Below are records; count the lines that contain "subtitle" and give only the total.
##### Supplied records #####
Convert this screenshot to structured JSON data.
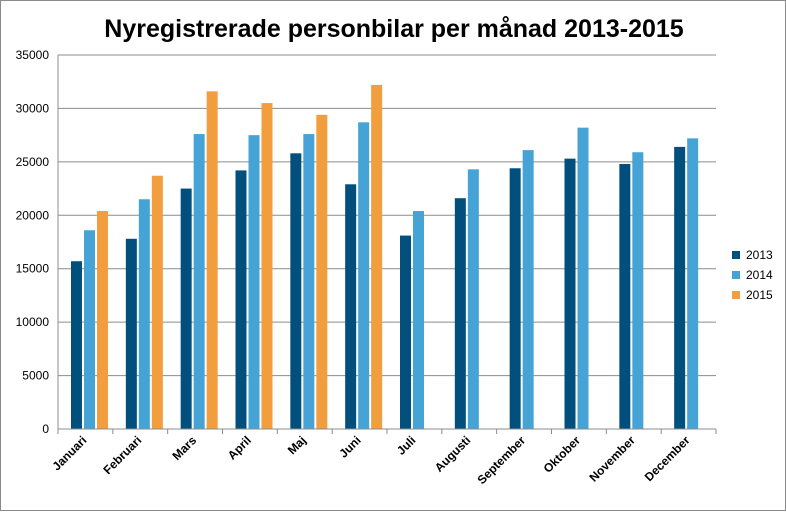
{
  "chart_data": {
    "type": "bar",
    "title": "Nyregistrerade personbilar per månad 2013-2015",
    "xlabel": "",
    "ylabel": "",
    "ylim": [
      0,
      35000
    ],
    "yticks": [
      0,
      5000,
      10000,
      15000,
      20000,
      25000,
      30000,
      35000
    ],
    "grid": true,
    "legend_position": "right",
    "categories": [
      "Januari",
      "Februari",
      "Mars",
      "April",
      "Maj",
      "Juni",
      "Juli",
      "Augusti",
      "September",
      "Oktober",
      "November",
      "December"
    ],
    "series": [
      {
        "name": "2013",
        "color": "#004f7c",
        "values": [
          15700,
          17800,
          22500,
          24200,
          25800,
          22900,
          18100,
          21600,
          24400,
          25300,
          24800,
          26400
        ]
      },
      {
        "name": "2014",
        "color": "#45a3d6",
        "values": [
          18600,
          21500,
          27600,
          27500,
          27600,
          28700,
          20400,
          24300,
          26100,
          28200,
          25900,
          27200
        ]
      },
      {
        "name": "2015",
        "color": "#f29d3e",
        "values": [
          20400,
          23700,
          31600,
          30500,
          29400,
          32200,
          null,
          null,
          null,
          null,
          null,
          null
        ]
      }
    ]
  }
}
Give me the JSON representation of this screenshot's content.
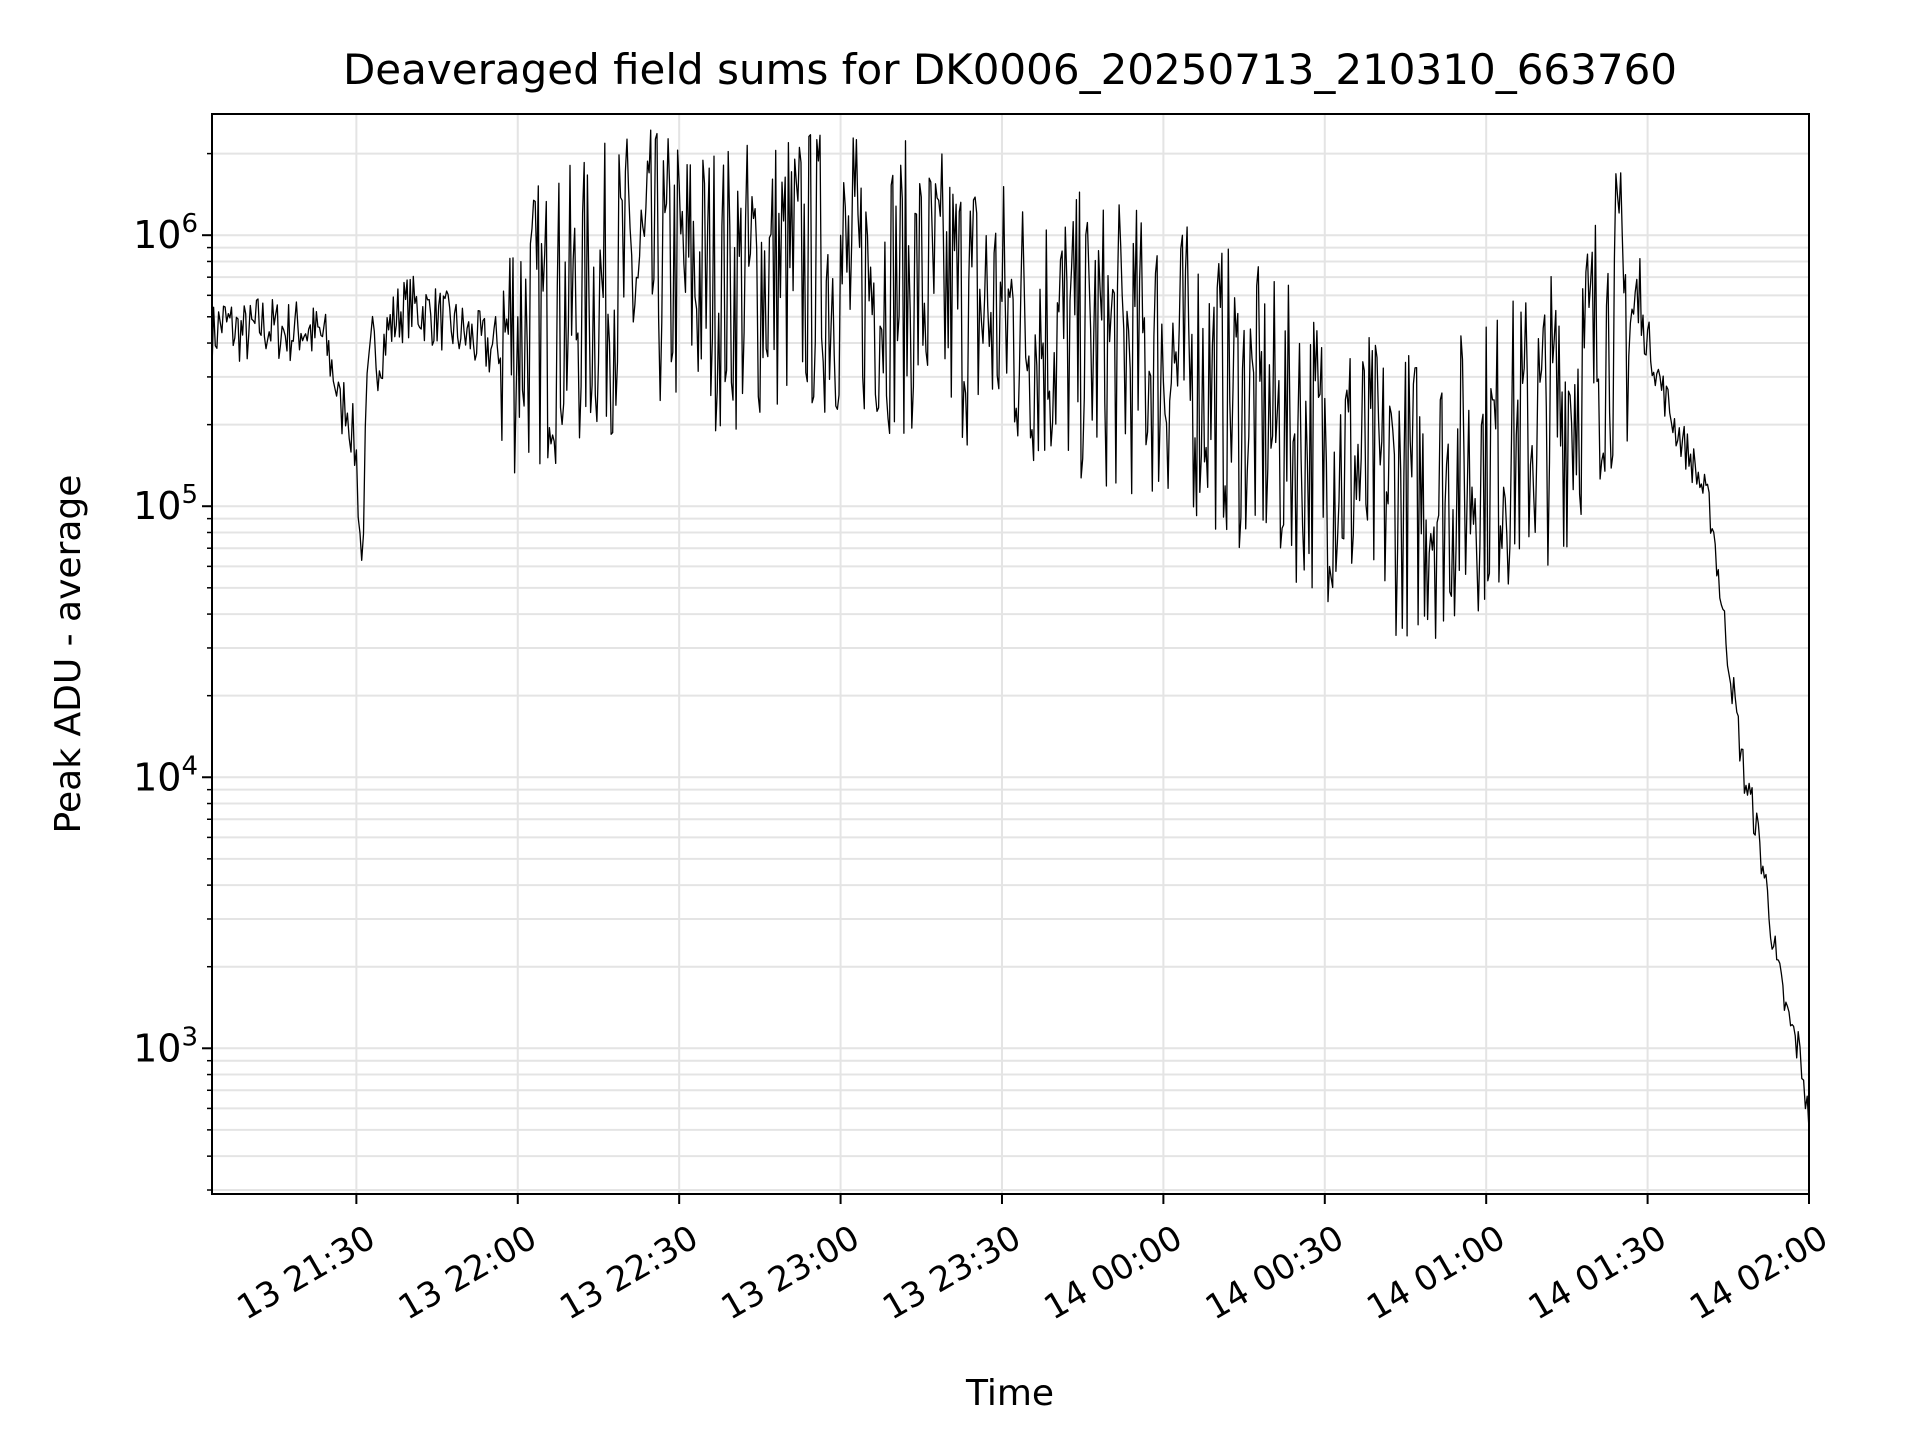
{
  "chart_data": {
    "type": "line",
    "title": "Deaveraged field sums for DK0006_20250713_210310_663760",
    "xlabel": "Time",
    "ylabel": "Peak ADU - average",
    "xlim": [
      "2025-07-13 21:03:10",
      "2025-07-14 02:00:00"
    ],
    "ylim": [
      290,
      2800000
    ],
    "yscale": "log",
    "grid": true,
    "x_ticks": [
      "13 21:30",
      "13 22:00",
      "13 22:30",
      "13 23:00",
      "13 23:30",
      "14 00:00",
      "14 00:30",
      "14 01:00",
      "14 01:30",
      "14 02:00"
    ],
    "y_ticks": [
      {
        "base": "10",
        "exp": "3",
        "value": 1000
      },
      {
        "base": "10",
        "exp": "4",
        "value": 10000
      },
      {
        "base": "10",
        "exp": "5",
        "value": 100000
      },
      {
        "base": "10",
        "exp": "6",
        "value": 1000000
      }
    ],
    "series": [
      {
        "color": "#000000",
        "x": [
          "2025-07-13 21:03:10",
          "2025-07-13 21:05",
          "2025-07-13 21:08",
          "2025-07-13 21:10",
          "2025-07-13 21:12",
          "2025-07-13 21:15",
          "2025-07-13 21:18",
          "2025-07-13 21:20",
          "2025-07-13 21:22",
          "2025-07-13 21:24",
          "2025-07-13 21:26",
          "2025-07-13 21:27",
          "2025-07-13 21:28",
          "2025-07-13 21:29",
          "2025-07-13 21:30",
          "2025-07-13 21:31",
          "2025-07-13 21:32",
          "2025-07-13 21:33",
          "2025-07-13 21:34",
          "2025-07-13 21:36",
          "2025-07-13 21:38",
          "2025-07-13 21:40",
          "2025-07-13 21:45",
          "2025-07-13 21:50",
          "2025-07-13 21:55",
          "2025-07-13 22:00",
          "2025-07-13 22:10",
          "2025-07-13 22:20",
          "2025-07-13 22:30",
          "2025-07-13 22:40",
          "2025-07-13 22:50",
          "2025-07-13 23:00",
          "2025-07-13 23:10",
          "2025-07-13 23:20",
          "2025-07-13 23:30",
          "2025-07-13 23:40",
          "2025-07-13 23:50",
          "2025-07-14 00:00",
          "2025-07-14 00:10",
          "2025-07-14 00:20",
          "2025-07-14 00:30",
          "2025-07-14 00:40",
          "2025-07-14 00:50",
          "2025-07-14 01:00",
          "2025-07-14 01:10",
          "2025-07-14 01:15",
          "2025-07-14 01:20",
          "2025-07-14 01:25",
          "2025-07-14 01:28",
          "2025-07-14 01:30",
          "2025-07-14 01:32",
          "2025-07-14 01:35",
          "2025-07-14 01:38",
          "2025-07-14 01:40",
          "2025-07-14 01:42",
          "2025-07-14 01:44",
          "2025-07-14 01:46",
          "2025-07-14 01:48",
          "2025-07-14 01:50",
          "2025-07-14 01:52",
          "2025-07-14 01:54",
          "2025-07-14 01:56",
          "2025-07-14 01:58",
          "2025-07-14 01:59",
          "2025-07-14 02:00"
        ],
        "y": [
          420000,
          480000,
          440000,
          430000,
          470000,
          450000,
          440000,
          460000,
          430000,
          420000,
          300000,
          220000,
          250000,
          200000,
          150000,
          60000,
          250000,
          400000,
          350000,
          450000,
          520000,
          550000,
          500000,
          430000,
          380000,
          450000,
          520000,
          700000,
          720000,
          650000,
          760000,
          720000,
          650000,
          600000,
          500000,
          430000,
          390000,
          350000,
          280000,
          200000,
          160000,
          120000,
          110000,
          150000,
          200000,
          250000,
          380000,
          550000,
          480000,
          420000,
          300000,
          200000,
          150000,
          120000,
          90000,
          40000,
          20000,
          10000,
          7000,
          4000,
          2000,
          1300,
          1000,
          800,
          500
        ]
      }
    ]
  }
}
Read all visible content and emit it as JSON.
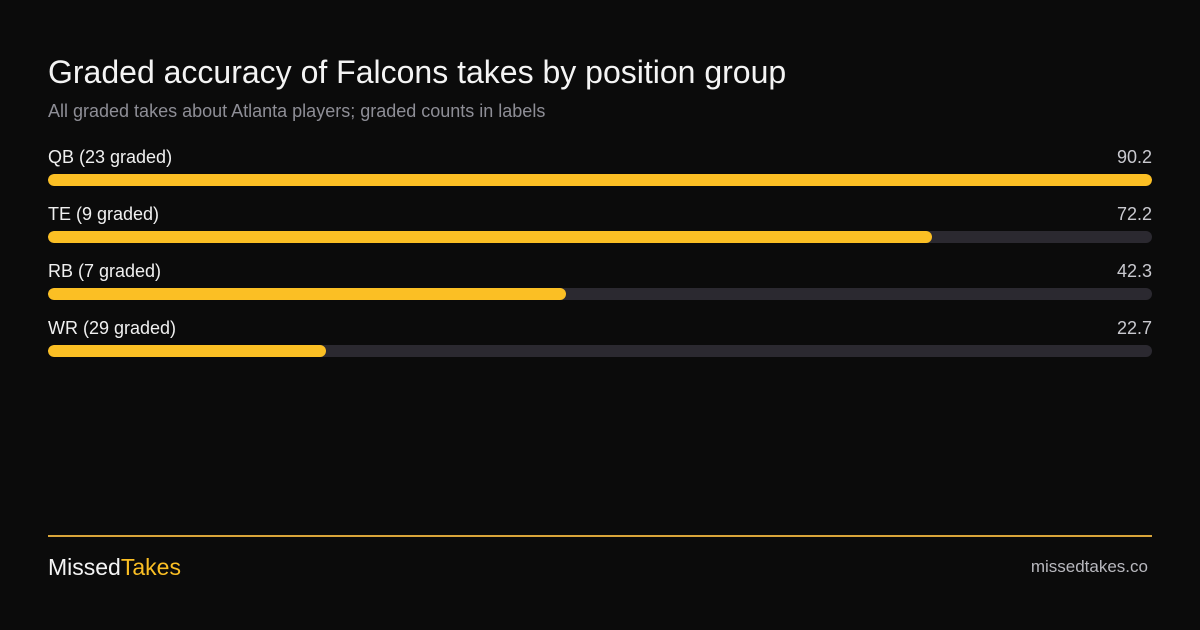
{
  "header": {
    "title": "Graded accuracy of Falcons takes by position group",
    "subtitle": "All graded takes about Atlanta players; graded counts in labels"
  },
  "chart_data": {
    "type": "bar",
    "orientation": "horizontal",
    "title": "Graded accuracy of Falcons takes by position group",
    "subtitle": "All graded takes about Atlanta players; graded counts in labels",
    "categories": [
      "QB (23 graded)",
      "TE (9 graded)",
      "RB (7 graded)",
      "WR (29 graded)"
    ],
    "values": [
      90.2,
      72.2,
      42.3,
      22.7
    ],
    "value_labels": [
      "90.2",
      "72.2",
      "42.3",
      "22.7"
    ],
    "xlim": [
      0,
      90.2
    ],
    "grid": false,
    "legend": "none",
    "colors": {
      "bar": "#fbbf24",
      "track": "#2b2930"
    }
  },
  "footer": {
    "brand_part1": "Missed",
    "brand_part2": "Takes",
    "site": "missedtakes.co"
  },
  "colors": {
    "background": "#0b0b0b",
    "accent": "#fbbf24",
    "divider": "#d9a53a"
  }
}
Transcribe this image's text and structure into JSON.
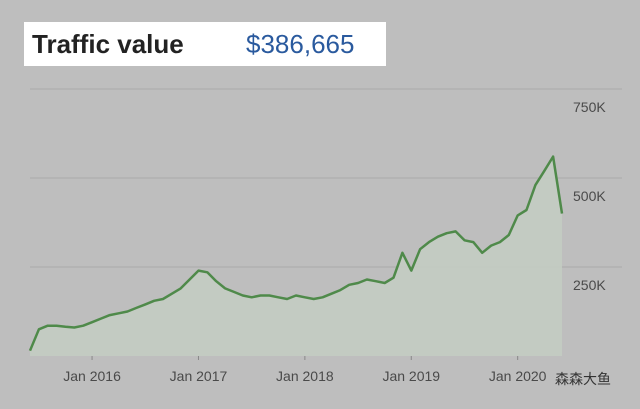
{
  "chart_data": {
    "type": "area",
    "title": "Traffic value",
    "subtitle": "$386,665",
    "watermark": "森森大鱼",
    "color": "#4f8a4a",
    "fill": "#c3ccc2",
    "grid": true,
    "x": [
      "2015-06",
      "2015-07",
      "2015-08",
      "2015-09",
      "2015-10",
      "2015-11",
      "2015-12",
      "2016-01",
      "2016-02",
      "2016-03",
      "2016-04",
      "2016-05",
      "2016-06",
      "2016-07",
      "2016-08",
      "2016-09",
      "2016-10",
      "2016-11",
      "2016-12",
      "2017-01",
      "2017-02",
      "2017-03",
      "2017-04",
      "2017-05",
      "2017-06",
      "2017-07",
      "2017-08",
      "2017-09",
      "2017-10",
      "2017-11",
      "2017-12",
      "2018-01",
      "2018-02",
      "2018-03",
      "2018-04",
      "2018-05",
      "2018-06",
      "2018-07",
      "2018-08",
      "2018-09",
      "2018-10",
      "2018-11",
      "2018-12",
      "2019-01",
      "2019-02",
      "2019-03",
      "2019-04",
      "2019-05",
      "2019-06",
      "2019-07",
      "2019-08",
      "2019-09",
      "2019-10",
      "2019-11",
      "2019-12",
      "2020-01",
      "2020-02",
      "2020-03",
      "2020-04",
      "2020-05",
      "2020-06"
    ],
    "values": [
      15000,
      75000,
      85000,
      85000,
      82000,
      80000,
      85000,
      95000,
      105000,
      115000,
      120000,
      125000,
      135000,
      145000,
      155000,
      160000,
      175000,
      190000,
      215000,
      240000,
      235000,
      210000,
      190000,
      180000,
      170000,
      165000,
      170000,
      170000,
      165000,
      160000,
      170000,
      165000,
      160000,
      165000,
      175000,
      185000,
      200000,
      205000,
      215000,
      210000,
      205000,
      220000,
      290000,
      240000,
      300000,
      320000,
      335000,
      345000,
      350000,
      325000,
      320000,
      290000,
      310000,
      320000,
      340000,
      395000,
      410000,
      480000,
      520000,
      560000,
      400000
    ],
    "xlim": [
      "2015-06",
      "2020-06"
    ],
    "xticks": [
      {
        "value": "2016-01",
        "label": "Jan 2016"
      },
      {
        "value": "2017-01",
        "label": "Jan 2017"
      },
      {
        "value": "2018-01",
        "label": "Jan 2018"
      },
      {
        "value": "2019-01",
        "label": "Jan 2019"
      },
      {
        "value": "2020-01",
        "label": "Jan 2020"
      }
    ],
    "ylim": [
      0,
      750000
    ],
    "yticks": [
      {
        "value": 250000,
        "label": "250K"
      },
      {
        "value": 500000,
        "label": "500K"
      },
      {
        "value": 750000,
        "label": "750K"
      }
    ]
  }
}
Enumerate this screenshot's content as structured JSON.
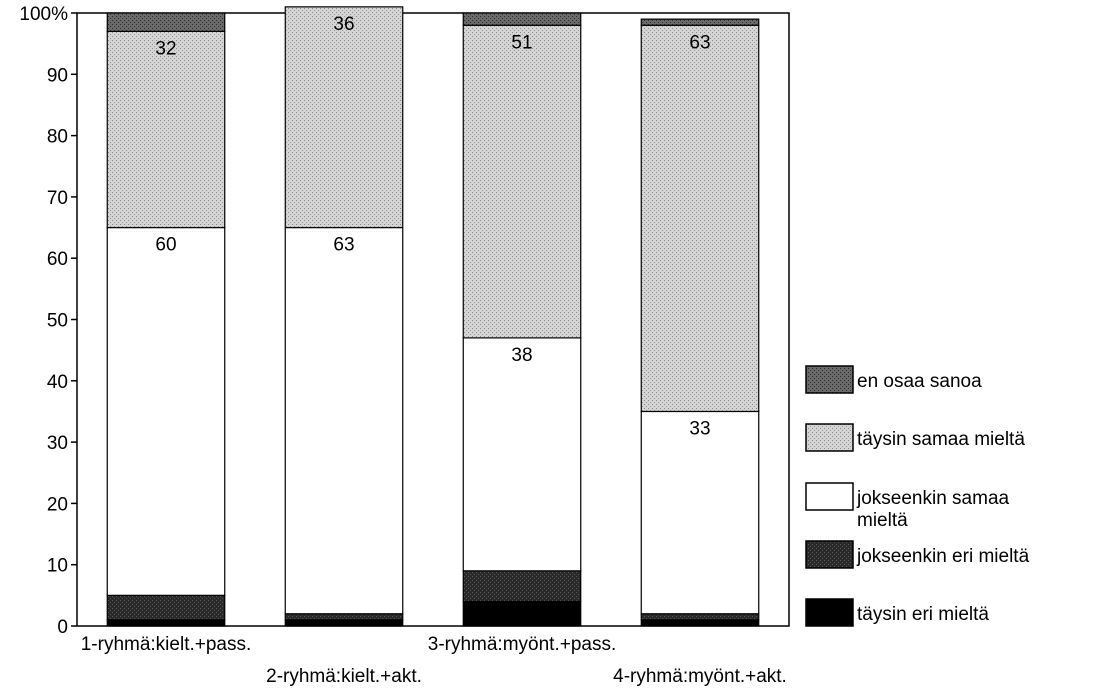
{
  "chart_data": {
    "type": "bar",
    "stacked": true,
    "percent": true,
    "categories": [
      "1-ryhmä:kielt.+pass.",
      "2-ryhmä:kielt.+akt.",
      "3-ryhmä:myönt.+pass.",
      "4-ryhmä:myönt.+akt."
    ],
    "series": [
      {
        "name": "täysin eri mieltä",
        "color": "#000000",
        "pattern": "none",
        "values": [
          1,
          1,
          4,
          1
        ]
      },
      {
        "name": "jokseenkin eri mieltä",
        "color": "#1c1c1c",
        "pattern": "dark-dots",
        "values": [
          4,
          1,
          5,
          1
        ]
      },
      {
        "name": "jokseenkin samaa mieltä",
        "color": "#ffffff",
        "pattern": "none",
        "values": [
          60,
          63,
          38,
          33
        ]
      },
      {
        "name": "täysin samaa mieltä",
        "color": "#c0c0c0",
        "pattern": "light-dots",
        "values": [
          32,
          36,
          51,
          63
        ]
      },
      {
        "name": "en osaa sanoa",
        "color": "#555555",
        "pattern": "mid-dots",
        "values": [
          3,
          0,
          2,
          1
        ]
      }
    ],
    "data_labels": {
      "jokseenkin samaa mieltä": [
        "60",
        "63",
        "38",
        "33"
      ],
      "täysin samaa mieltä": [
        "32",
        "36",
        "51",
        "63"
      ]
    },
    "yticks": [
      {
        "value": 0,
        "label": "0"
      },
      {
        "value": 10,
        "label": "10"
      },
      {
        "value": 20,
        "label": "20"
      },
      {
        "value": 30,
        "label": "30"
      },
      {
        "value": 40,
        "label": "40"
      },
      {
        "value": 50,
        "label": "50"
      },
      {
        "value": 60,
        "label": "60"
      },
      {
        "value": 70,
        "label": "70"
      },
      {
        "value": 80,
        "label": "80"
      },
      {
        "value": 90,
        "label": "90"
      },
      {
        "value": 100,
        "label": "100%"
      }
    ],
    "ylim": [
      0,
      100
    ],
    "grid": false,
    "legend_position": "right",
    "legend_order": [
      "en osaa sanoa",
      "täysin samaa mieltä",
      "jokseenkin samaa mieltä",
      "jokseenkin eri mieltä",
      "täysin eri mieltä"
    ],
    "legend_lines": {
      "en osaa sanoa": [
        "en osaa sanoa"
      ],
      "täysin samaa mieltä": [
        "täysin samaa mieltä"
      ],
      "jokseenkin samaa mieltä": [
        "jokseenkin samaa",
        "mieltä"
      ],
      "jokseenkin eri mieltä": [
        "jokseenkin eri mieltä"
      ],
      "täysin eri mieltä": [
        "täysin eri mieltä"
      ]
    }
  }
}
#####
Response to the task:
3